**What you will do**
Work out the number of lines containing "liên". Give that number alone.

**Entries**
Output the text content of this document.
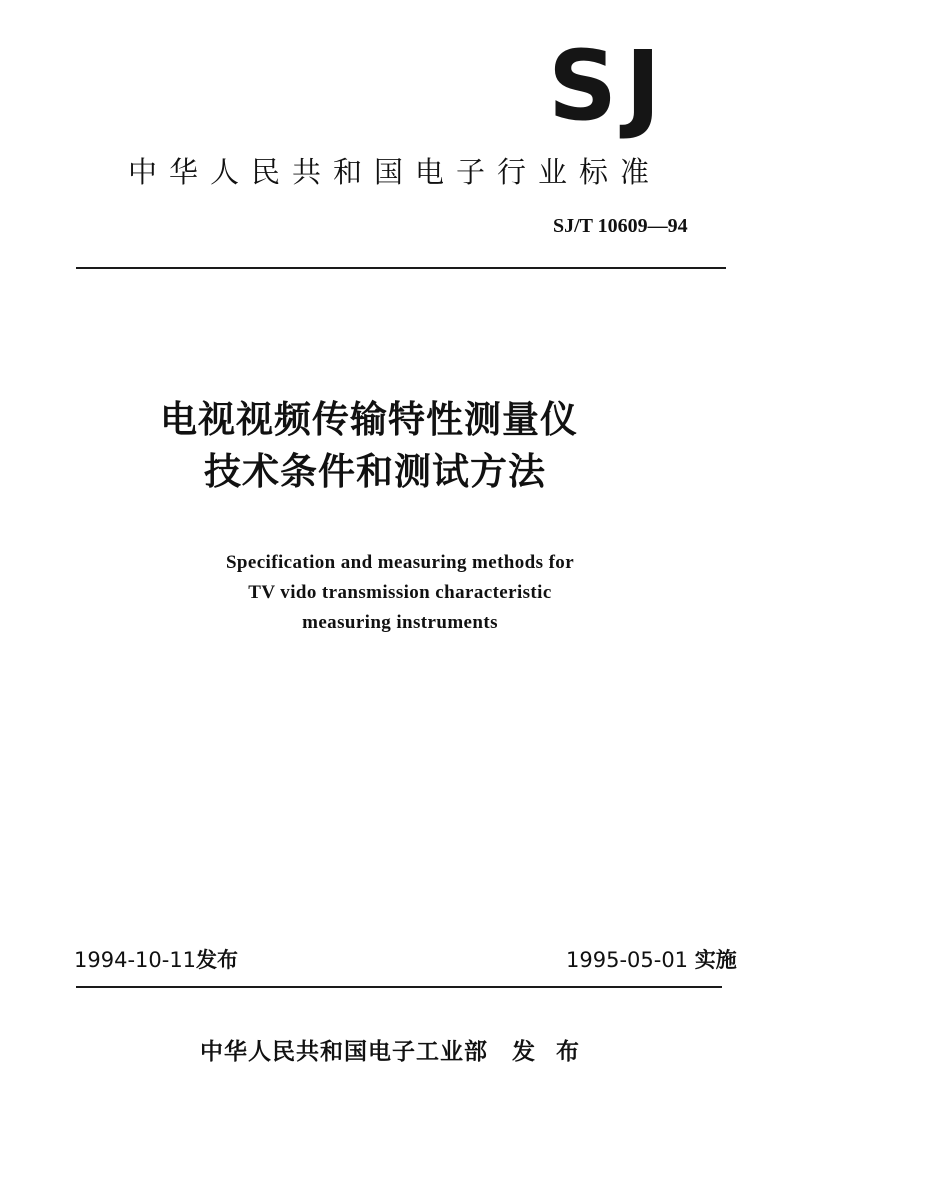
SJ
中华人民共和国电子行业标准
SJ/T 10609—94
电视视频传输特性测量仪
技术条件和测试方法
Specification and measuring methods for
TV vido transmission characteristic
measuring instruments
1994-10-11发布	1995-05-01 实施
中华人民共和国电子工业部 发 布
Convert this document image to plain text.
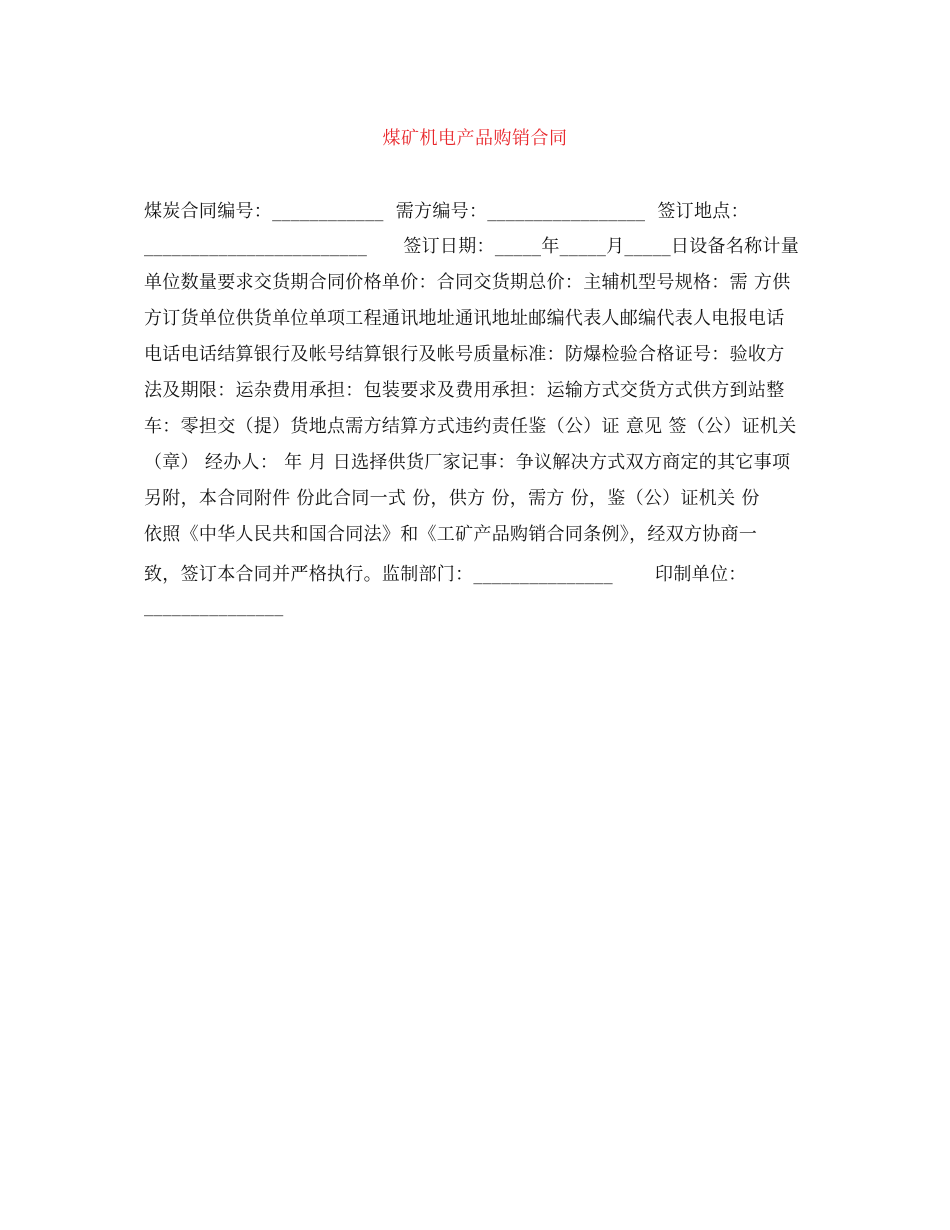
煤矿机电产品购销合同
煤炭合同编号：____________  需方编号：_________________  签订地点：
________________________      签订日期：_____年_____月_____日设备名称计量
单位数量要求交货期合同价格单价：合同交货期总价：主辅机型号规格：需 方供
方订货单位供货单位单项工程通讯地址通讯地址邮编代表人邮编代表人电报电话
电话电话结算银行及帐号结算银行及帐号质量标准：防爆检验合格证号：验收方
法及期限：运杂费用承担：包装要求及费用承担：运输方式交货方式供方到站整
车：零担交（提）货地点需方结算方式违约责任鉴（公）证 意见 签（公）证机关
（章） 经办人： 年 月 日选择供货厂家记事：争议解决方式双方商定的其它事项
另附，本合同附件 份此合同一式 份，供方 份，需方 份，鉴（公）证机关 份
依照《中华人民共和国合同法》和《工矿产品购销合同条例》，经双方协商一
致，签订本合同并严格执行。监制部门：_______________       印制单位：
_______________
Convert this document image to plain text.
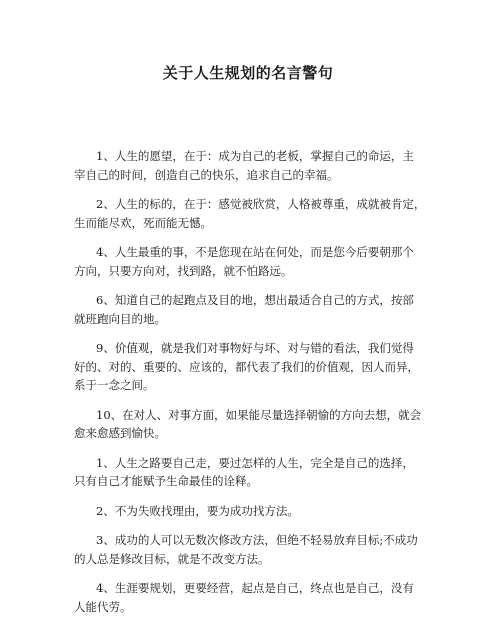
关于人生规划的名言警句

1、人生的愿望，在于：成为自己的老板，掌握自己的命运，主
宰自己的时间，创造自己的快乐，追求自己的幸福。

2、人生的标的，在于：感觉被欣赏，人格被尊重，成就被肯定，
生而能尽欢，死而能无憾。

4、人生最重的事，不是您现在站在何处，而是您今后要朝那个
方向，只要方向对，找到路，就不怕路远。

6、知道自己的起跑点及目的地，想出最适合自己的方式，按部
就班跑向目的地。

9、价值观，就是我们对事物好与坏、对与错的看法，我们觉得
好的、对的、重要的、应该的，都代表了我们的价值观，因人而异，
系于一念之间。

10、在对人、对事方面，如果能尽量选择朝愉的方向去想，就会
愈来愈感到愉快。

1、人生之路要自己走，要过怎样的人生，完全是自己的选择，
只有自己才能赋予生命最佳的诠释。

2、不为失败找理由，要为成功找方法。

3、成功的人可以无数次修改方法，但绝不轻易放弃目标;不成功
的人总是修改目标，就是不改变方法。

4、生涯要规划，更要经营，起点是自己，终点也是自己，没有
人能代劳。
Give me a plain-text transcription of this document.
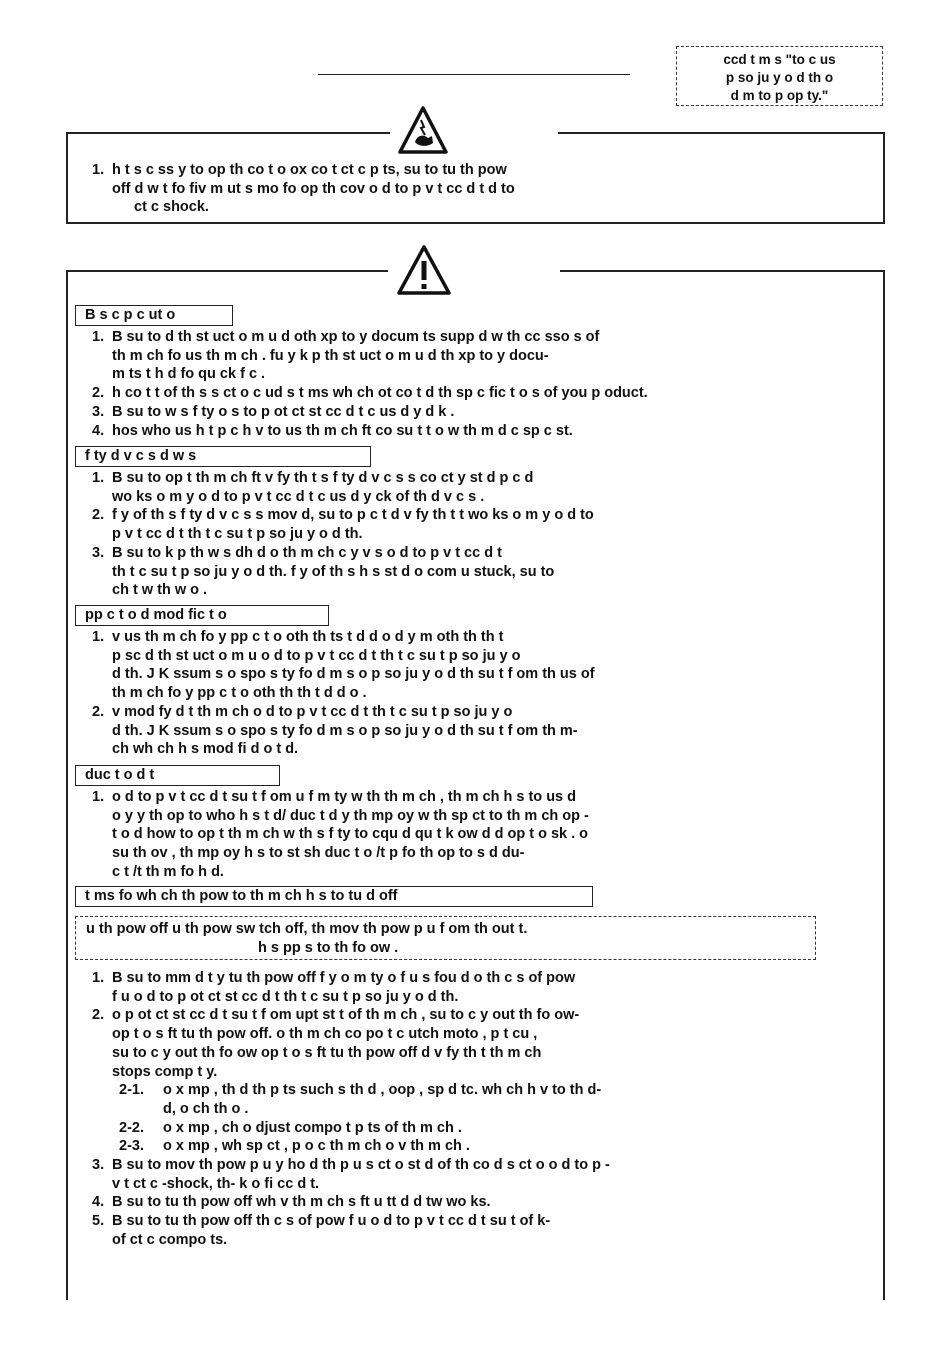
ccd t m s "to c us
p so ju y o d th o
d m to p op ty."
1. h t s c ss y to op th co t o ox co t ct c p ts, su to tu th pow
off d w t fo fiv m ut s mo fo op th cov o d to p v t cc d t d to
ct c shock.
B s c p c ut o
1. B su to d th st uct o m u d oth xp to y docum ts supp d w th cc sso s of
th m ch fo us th m ch . fu y k p th st uct o m u d th xp to y docu-
m ts t h d fo qu ck f c .
2. h co t t of th s s ct o c ud s t ms wh ch ot co t d th sp c fic t o s of you p oduct.
3. B su to w s f ty o s to p ot ct st cc d t c us d y d k .
4. hos who us h t p c h v to us th m ch ft co su t t o w th m d c sp c st.
f ty d v c s d w s
1. B su to op t th m ch ft v fy th t s f ty d v c s s co ct y st d p c d
wo ks o m y o d to p v t cc d t c us d y ck of th d v c s .
2. f y of th s f ty d v c s s mov d, su to p c t d v fy th t t wo ks o m y o d to
p v t cc d t th t c su t p so ju y o d th.
3. B su to k p th w s dh d o th m ch c y v s o d to p v t cc d t
th t c su t p so ju y o d th. f y of th s h s st d o com u stuck, su to
ch t w th w o .
pp c t o d mod fic t o
1. v us th m ch fo y pp c t o oth th ts t d d o d y m oth th th t
p sc d th st uct o m u o d to p v t cc d t th t c su t p so ju y o
d th. J K ssum s o spo s ty fo d m s o p so ju y o d th su t f om th us of
th m ch fo y pp c t o oth th th t d d o .
2. v mod fy d t th m ch o d to p v t cc d t th t c su t p so ju y o
d th. J K ssum s o spo s ty fo d m s o p so ju y o d th su t f om th m-
ch wh ch h s mod fi d o t d.
duc t o d t
1. o d to p v t cc d t su t f om u f m ty w th th m ch , th m ch h s to us d
o y y th op to who h s t d/ duc t d y th mp oy w th sp ct to th m ch op -
t o d how to op t th m ch w th s f ty to cqu d qu t k ow d d op t o sk . o
su th ov , th mp oy h s to st sh duc t o /t p fo th op to s d du-
c t /t th m fo h d.
t ms fo wh ch th pow to th m ch h s to tu d off
u th pow off u th pow sw tch off, th mov th pow p u f om th out t.
h s pp s to th fo ow .
1. B su to mm d t y tu th pow off f y o m ty o f u s fou d o th c s of pow
f u o d to p ot ct st cc d t th t c su t p so ju y o d th.
2. o p ot ct st cc d t su t f om upt st t of th m ch , su to c y out th fo ow-
op t o s ft tu th pow off. o th m ch co po t c utch moto , p t cu ,
su to c y out th fo ow op t o s ft tu th pow off d v fy th t th m ch
stops comp t y.
2-1. o x mp , th d th p ts such s th d , oop , sp d tc. wh ch h v to th d-
d, o ch th o .
2-2. o x mp , ch o djust compo t p ts of th m ch .
2-3. o x mp , wh sp ct , p o c th m ch o v th m ch .
3. B su to mov th pow p u y ho d th p u s ct o st d of th co d s ct o o d to p -
v t ct c -shock, th- k o fi cc d t.
4. B su to tu th pow off wh v th m ch s ft u tt d d tw wo ks.
5. B su to tu th pow off th c s of pow f u o d to p v t cc d t su t of k-
of ct c compo ts.
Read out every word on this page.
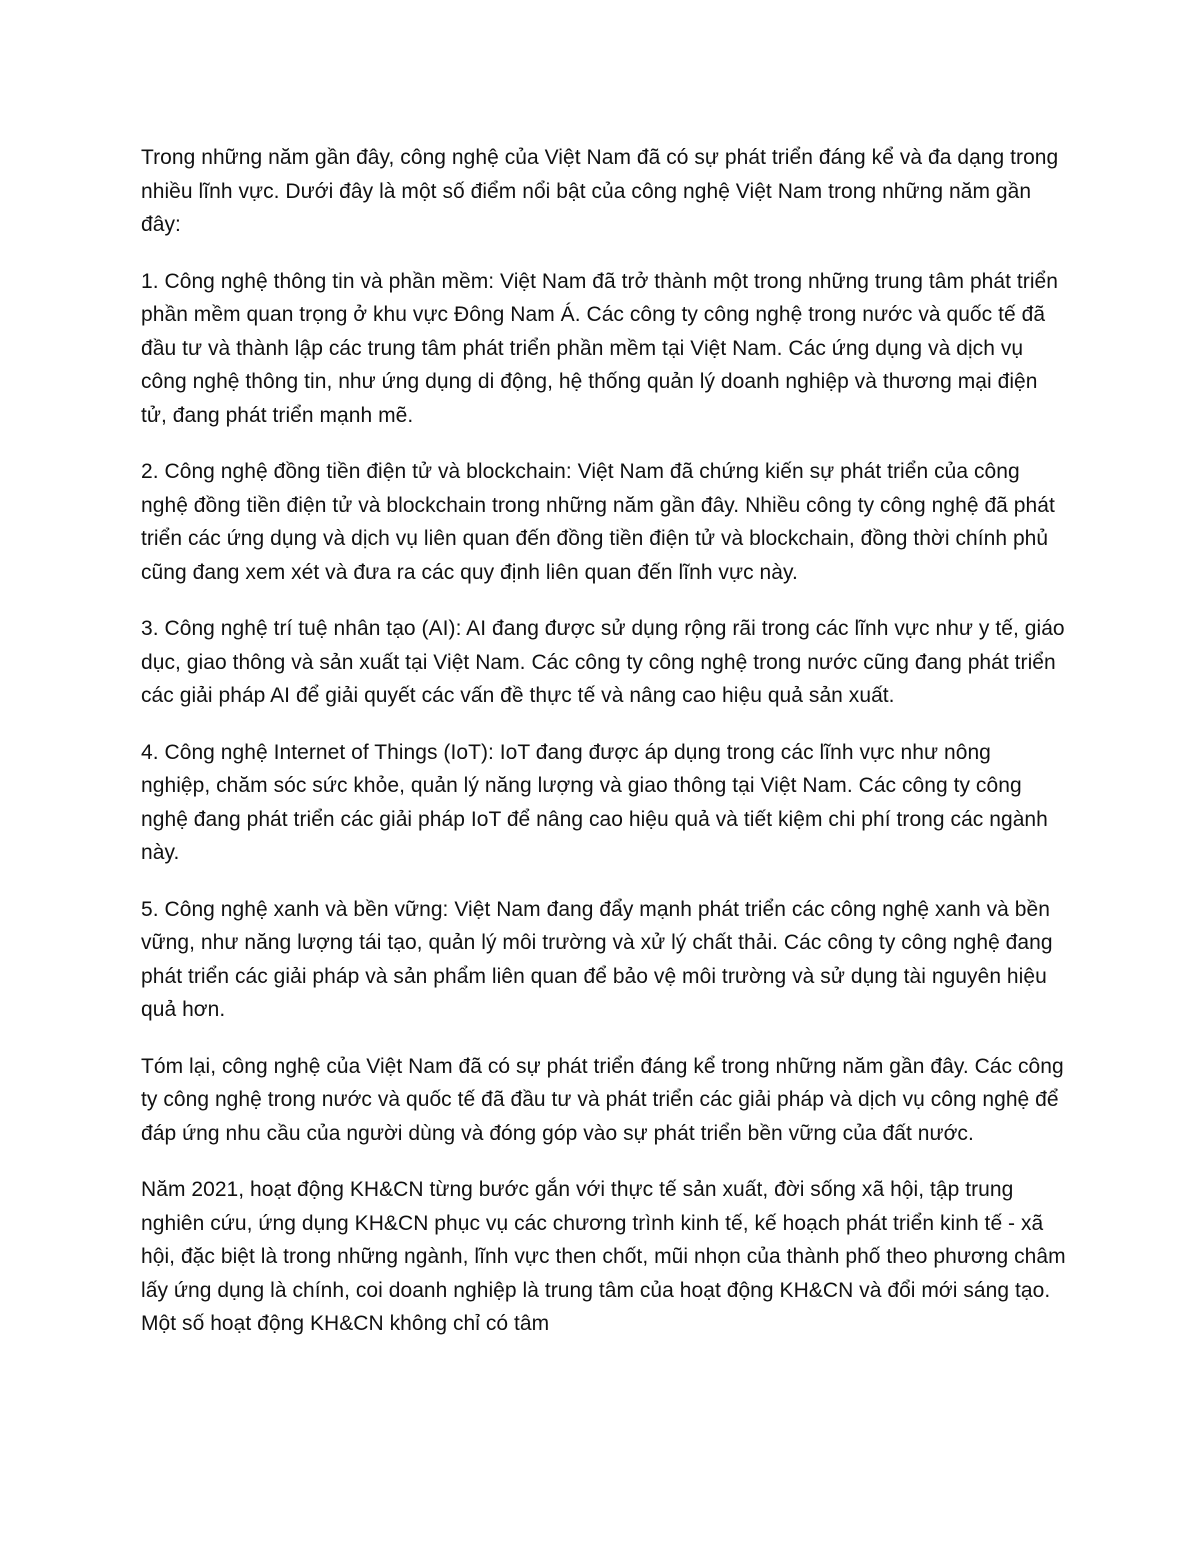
Trong những năm gần đây, công nghệ của Việt Nam đã có sự phát triển đáng kể và đa dạng trong nhiều lĩnh vực. Dưới đây là một số điểm nổi bật của công nghệ Việt Nam trong những năm gần đây:

1. Công nghệ thông tin và phần mềm: Việt Nam đã trở thành một trong những trung tâm phát triển phần mềm quan trọng ở khu vực Đông Nam Á. Các công ty công nghệ trong nước và quốc tế đã đầu tư và thành lập các trung tâm phát triển phần mềm tại Việt Nam. Các ứng dụng và dịch vụ công nghệ thông tin, như ứng dụng di động, hệ thống quản lý doanh nghiệp và thương mại điện tử, đang phát triển mạnh mẽ.

2. Công nghệ đồng tiền điện tử và blockchain: Việt Nam đã chứng kiến sự phát triển của công nghệ đồng tiền điện tử và blockchain trong những năm gần đây. Nhiều công ty công nghệ đã phát triển các ứng dụng và dịch vụ liên quan đến đồng tiền điện tử và blockchain, đồng thời chính phủ cũng đang xem xét và đưa ra các quy định liên quan đến lĩnh vực này.

3. Công nghệ trí tuệ nhân tạo (AI): AI đang được sử dụng rộng rãi trong các lĩnh vực như y tế, giáo dục, giao thông và sản xuất tại Việt Nam. Các công ty công nghệ trong nước cũng đang phát triển các giải pháp AI để giải quyết các vấn đề thực tế và nâng cao hiệu quả sản xuất.

4. Công nghệ Internet of Things (IoT): IoT đang được áp dụng trong các lĩnh vực như nông nghiệp, chăm sóc sức khỏe, quản lý năng lượng và giao thông tại Việt Nam. Các công ty công nghệ đang phát triển các giải pháp IoT để nâng cao hiệu quả và tiết kiệm chi phí trong các ngành này.

5. Công nghệ xanh và bền vững: Việt Nam đang đẩy mạnh phát triển các công nghệ xanh và bền vững, như năng lượng tái tạo, quản lý môi trường và xử lý chất thải. Các công ty công nghệ đang phát triển các giải pháp và sản phẩm liên quan để bảo vệ môi trường và sử dụng tài nguyên hiệu quả hơn.

Tóm lại, công nghệ của Việt Nam đã có sự phát triển đáng kể trong những năm gần đây. Các công ty công nghệ trong nước và quốc tế đã đầu tư và phát triển các giải pháp và dịch vụ công nghệ để đáp ứng nhu cầu của người dùng và đóng góp vào sự phát triển bền vững của đất nước.

Năm 2021, hoạt động KH&CN từng bước gắn với thực tế sản xuất, đời sống xã hội, tập trung nghiên cứu, ứng dụng KH&CN phục vụ các chương trình kinh tế, kế hoạch phát triển kinh tế - xã hội, đặc biệt là trong những ngành, lĩnh vực then chốt, mũi nhọn của thành phố theo phương châm lấy ứng dụng là chính, coi doanh nghiệp là trung tâm của hoạt động KH&CN và đổi mới sáng tạo. Một số hoạt động KH&CN không chỉ có tâm
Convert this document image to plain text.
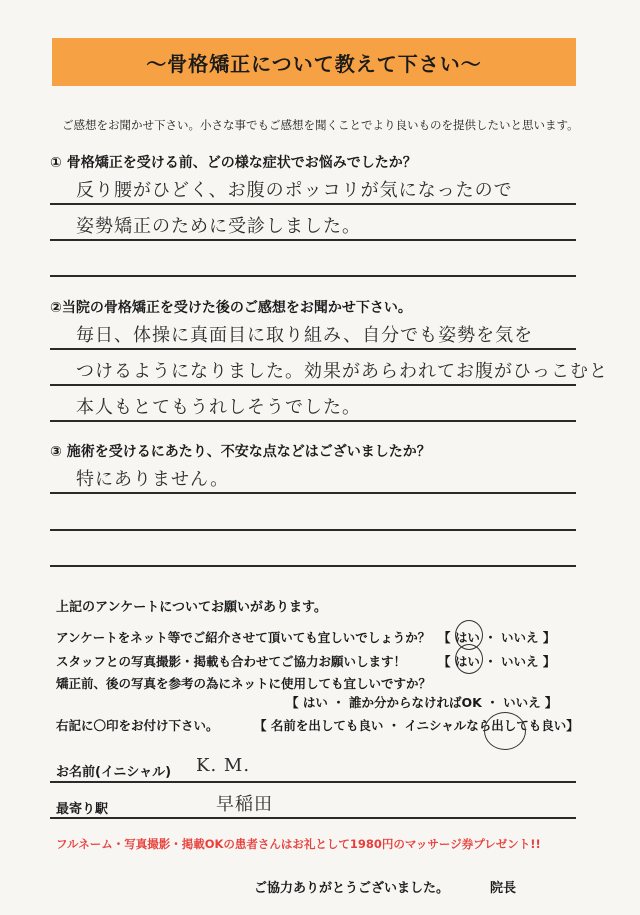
〜骨格矯正について教えて下さい〜
ご感想をお聞かせ下さい。小さな事でもご感想を聞くことでより良いものを提供したいと思います。
① 骨格矯正を受ける前、どの様な症状でお悩みでしたか？
反り腰がひどく、お腹のポッコリが気になったので
姿勢矯正のために受診しました。
②当院の骨格矯正を受けた後のご感想をお聞かせ下さい。
毎日、体操に真面目に取り組み、自分でも姿勢を気を
つけるようになりました。効果があらわれてお腹がひっこむと
本人もとてもうれしそうでした。
③ 施術を受けるにあたり、不安な点などはございましたか？
特にありません。
上記のアンケートについてお願いがあります。
アンケートをネット等でご紹介させて頂いても宜しいでしょうか？ 【 はい ・ いいえ 】
スタッフとの写真撮影・掲載も合わせてご協力お願いします！	【 はい ・ いいえ 】
矯正前、後の写真を参考の為にネットに使用しても宜しいですか？
【 はい ・ 誰か分からなければOK ・ いいえ 】
右記に〇印をお付け下さい。	【 名前を出しても良い ・ イニシャルなら出しても良い】
お名前(イニシャル) K. M.
最寄り駅	早稲田
フルネーム・写真撮影・掲載OKの患者さんはお礼として1980円のマッサージ券プレゼント!!
ご協力ありがとうございました。	院長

**Written answer**
2